* **Exercise requirements**: Look through the records below and give the number of lines holding the string "done", nothing more.

* **Records excerpted from a collection**:

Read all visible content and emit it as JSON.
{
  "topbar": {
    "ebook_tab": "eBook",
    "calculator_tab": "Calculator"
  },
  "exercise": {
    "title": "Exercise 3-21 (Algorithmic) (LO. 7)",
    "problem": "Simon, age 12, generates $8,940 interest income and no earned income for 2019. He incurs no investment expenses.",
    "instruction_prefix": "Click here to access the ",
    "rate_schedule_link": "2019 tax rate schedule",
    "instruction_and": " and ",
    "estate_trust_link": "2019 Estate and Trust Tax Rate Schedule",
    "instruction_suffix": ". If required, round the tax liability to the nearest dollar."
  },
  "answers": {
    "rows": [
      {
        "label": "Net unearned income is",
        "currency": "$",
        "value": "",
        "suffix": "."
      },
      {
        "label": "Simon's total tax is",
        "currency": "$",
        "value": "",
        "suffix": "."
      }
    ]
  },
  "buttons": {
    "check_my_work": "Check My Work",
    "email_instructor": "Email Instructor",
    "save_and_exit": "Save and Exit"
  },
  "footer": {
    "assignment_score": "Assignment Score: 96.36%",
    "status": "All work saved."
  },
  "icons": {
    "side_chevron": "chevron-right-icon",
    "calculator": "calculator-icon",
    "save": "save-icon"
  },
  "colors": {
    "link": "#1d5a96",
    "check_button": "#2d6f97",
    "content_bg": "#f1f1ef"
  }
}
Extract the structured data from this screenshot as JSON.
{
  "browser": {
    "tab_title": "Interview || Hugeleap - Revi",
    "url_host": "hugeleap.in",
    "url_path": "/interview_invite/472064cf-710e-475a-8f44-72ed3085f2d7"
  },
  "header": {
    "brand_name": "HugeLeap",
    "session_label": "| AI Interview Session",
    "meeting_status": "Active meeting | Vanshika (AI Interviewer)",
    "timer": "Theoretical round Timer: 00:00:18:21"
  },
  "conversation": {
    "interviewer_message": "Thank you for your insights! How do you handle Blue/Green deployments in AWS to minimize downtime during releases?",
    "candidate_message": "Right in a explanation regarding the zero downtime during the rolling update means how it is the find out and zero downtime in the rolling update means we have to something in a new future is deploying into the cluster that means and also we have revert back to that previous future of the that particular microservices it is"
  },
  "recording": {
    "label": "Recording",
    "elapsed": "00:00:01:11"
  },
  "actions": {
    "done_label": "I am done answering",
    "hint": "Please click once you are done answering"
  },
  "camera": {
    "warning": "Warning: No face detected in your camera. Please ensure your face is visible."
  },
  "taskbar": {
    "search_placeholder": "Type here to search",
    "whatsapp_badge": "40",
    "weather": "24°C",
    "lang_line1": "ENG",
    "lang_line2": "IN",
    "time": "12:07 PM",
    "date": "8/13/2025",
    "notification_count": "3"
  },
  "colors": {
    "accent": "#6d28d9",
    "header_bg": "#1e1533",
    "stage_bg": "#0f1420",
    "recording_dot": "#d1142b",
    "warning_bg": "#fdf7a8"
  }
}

* **Written reply**: 2